### PROVIDED RECORDS

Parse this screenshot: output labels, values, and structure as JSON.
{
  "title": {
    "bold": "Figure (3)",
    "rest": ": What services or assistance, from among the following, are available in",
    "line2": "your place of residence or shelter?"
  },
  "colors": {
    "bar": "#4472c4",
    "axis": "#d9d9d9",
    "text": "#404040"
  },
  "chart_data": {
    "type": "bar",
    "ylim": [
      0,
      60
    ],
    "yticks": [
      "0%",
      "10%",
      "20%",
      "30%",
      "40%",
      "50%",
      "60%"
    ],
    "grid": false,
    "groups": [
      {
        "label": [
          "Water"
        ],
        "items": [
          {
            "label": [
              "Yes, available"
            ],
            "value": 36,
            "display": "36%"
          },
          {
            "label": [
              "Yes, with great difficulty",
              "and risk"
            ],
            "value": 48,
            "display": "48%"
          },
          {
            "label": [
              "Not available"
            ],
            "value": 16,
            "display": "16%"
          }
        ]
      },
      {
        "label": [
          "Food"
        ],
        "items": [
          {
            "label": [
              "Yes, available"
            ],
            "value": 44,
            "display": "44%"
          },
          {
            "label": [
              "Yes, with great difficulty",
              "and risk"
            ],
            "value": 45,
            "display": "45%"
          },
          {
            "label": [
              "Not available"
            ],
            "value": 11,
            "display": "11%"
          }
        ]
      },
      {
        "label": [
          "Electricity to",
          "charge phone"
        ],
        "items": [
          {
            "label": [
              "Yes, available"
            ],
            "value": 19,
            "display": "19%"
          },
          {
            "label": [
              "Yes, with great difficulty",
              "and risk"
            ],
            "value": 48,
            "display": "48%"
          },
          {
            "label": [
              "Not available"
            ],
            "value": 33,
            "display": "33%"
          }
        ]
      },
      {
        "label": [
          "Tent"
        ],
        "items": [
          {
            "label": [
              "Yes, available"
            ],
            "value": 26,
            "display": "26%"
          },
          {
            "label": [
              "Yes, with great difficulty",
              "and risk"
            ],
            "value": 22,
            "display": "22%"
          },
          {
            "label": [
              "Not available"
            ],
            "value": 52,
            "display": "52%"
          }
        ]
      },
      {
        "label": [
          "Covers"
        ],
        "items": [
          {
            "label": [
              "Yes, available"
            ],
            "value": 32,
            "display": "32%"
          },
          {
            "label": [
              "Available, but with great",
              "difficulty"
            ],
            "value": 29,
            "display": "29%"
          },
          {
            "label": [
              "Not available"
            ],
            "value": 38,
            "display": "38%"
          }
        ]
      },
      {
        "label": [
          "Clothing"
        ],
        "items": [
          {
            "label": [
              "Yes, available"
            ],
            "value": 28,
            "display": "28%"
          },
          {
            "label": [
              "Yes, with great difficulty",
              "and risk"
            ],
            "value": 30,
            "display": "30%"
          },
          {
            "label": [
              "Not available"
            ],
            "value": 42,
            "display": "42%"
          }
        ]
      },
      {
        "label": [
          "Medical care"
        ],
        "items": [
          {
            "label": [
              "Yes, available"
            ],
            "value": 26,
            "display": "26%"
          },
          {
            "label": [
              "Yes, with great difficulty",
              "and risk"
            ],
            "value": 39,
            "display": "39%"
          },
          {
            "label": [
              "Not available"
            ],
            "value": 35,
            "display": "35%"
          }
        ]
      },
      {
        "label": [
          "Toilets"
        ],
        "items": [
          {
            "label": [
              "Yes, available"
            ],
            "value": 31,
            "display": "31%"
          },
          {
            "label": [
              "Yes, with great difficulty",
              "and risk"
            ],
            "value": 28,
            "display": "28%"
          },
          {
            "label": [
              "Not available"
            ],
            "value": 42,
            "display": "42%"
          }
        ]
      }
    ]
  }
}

######

Extract the complete set of records unchanged.

» ANSWER FOR THE TASK
Parse this screenshot: output labels, values, and structure as JSON.
{
  "title": {
    "bold": "Figure (3)",
    "rest": ": What services or assistance, from among the following, are available in",
    "line2": "your place of residence or shelter?"
  },
  "colors": {
    "bar": "#4472c4",
    "axis": "#d9d9d9",
    "text": "#404040"
  },
  "chart_data": {
    "type": "bar",
    "ylim": [
      0,
      60
    ],
    "yticks": [
      "0%",
      "10%",
      "20%",
      "30%",
      "40%",
      "50%",
      "60%"
    ],
    "grid": false,
    "groups": [
      {
        "label": [
          "Water"
        ],
        "items": [
          {
            "label": [
              "Yes, available"
            ],
            "value": 36,
            "display": "36%"
          },
          {
            "label": [
              "Yes, with great difficulty",
              "and risk"
            ],
            "value": 48,
            "display": "48%"
          },
          {
            "label": [
              "Not available"
            ],
            "value": 16,
            "display": "16%"
          }
        ]
      },
      {
        "label": [
          "Food"
        ],
        "items": [
          {
            "label": [
              "Yes, available"
            ],
            "value": 44,
            "display": "44%"
          },
          {
            "label": [
              "Yes, with great difficulty",
              "and risk"
            ],
            "value": 45,
            "display": "45%"
          },
          {
            "label": [
              "Not available"
            ],
            "value": 11,
            "display": "11%"
          }
        ]
      },
      {
        "label": [
          "Electricity to",
          "charge phone"
        ],
        "items": [
          {
            "label": [
              "Yes, available"
            ],
            "value": 19,
            "display": "19%"
          },
          {
            "label": [
              "Yes, with great difficulty",
              "and risk"
            ],
            "value": 48,
            "display": "48%"
          },
          {
            "label": [
              "Not available"
            ],
            "value": 33,
            "display": "33%"
          }
        ]
      },
      {
        "label": [
          "Tent"
        ],
        "items": [
          {
            "label": [
              "Yes, available"
            ],
            "value": 26,
            "display": "26%"
          },
          {
            "label": [
              "Yes, with great difficulty",
              "and risk"
            ],
            "value": 22,
            "display": "22%"
          },
          {
            "label": [
              "Not available"
            ],
            "value": 52,
            "display": "52%"
          }
        ]
      },
      {
        "label": [
          "Covers"
        ],
        "items": [
          {
            "label": [
              "Yes, available"
            ],
            "value": 32,
            "display": "32%"
          },
          {
            "label": [
              "Available, but with great",
              "difficulty"
            ],
            "value": 29,
            "display": "29%"
          },
          {
            "label": [
              "Not available"
            ],
            "value": 38,
            "display": "38%"
          }
        ]
      },
      {
        "label": [
          "Clothing"
        ],
        "items": [
          {
            "label": [
              "Yes, available"
            ],
            "value": 28,
            "display": "28%"
          },
          {
            "label": [
              "Yes, with great difficulty",
              "and risk"
            ],
            "value": 30,
            "display": "30%"
          },
          {
            "label": [
              "Not available"
            ],
            "value": 42,
            "display": "42%"
          }
        ]
      },
      {
        "label": [
          "Medical care"
        ],
        "items": [
          {
            "label": [
              "Yes, available"
            ],
            "value": 26,
            "display": "26%"
          },
          {
            "label": [
              "Yes, with great difficulty",
              "and risk"
            ],
            "value": 39,
            "display": "39%"
          },
          {
            "label": [
              "Not available"
            ],
            "value": 35,
            "display": "35%"
          }
        ]
      },
      {
        "label": [
          "Toilets"
        ],
        "items": [
          {
            "label": [
              "Yes, available"
            ],
            "value": 31,
            "display": "31%"
          },
          {
            "label": [
              "Yes, with great difficulty",
              "and risk"
            ],
            "value": 28,
            "display": "28%"
          },
          {
            "label": [
              "Not available"
            ],
            "value": 42,
            "display": "42%"
          }
        ]
      }
    ]
  }
}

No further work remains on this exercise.